**Aim of the task**
Images embedded in the records are excluded; print everything else exactly as given.

Begin

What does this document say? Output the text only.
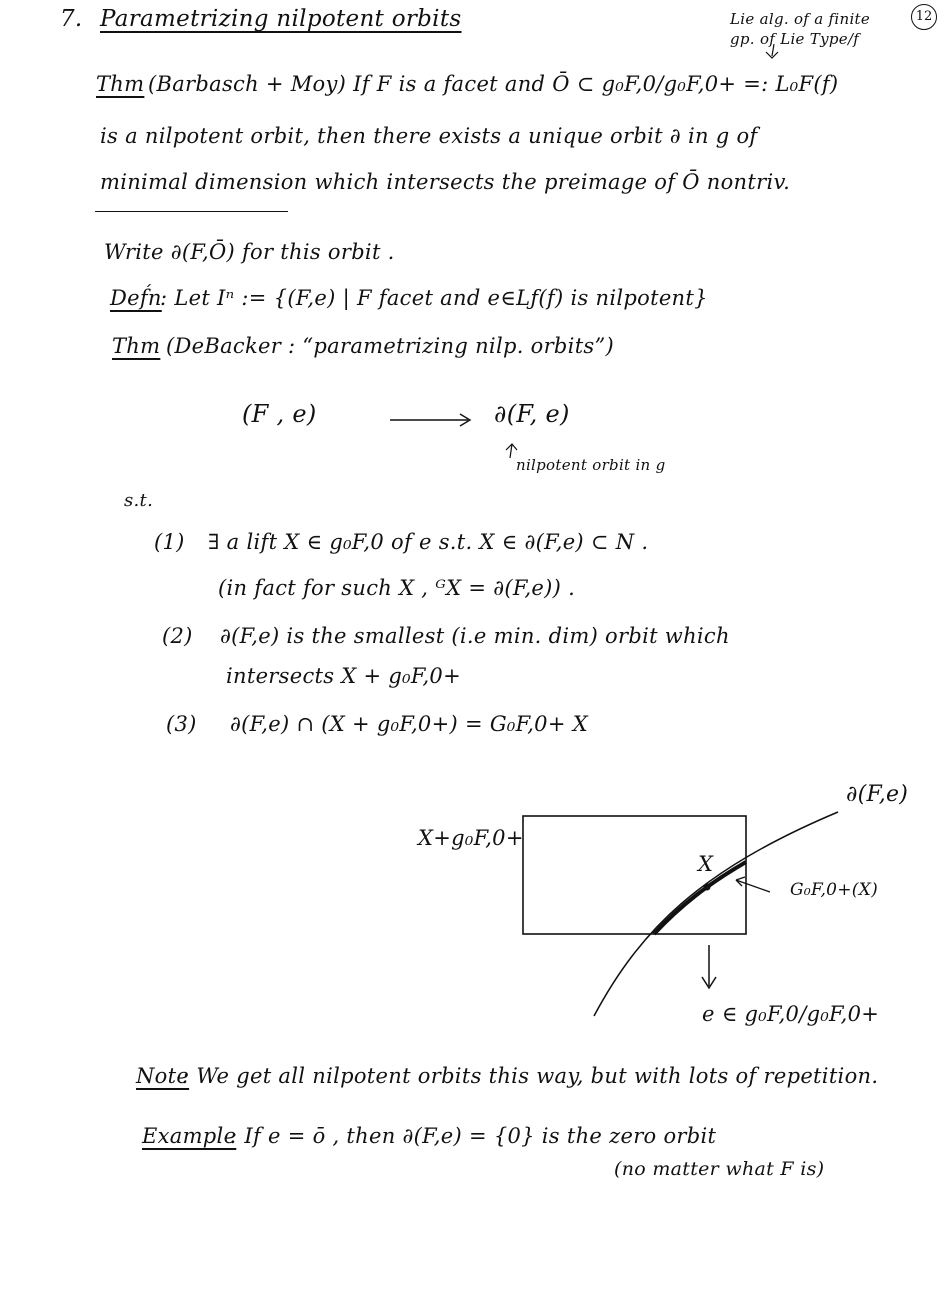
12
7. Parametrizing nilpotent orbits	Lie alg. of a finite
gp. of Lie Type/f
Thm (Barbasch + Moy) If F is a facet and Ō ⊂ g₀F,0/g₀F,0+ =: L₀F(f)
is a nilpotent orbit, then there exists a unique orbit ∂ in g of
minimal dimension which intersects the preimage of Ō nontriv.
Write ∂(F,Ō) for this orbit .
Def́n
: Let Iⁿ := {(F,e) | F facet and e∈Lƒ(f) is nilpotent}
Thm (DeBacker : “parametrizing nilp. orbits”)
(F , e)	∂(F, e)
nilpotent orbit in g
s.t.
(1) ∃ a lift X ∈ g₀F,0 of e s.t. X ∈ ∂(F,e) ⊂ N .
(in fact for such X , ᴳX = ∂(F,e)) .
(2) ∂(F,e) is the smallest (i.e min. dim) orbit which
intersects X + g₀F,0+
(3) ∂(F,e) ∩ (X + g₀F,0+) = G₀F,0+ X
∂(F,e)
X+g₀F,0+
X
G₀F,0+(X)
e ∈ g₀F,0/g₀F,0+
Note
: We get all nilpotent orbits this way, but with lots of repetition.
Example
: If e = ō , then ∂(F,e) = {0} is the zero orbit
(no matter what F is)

End

**Result of this task**
What does this document say? Output the text only.
12
7. Parametrizing nilpotent orbits	Lie alg. of a finite
gp. of Lie Type/f
Thm (Barbasch + Moy) If F is a facet and Ō ⊂ g₀F,0/g₀F,0+ =: L₀F(f)
is a nilpotent orbit, then there exists a unique orbit ∂ in g of
minimal dimension which intersects the preimage of Ō nontriv.
Write ∂(F,Ō) for this orbit .
Def́n
: Let Iⁿ := {(F,e) | F facet and e∈Lƒ(f) is nilpotent}
Thm (DeBacker : “parametrizing nilp. orbits”)
(F , e)	∂(F, e)
nilpotent orbit in g
s.t.
(1) ∃ a lift X ∈ g₀F,0 of e s.t. X ∈ ∂(F,e) ⊂ N .
(in fact for such X , ᴳX = ∂(F,e)) .
(2) ∂(F,e) is the smallest (i.e min. dim) orbit which
intersects X + g₀F,0+
(3) ∂(F,e) ∩ (X + g₀F,0+) = G₀F,0+ X
∂(F,e)
X+g₀F,0+
X
G₀F,0+(X)
e ∈ g₀F,0/g₀F,0+
Note
: We get all nilpotent orbits this way, but with lots of repetition.
Example
: If e = ō , then ∂(F,e) = {0} is the zero orbit
(no matter what F is)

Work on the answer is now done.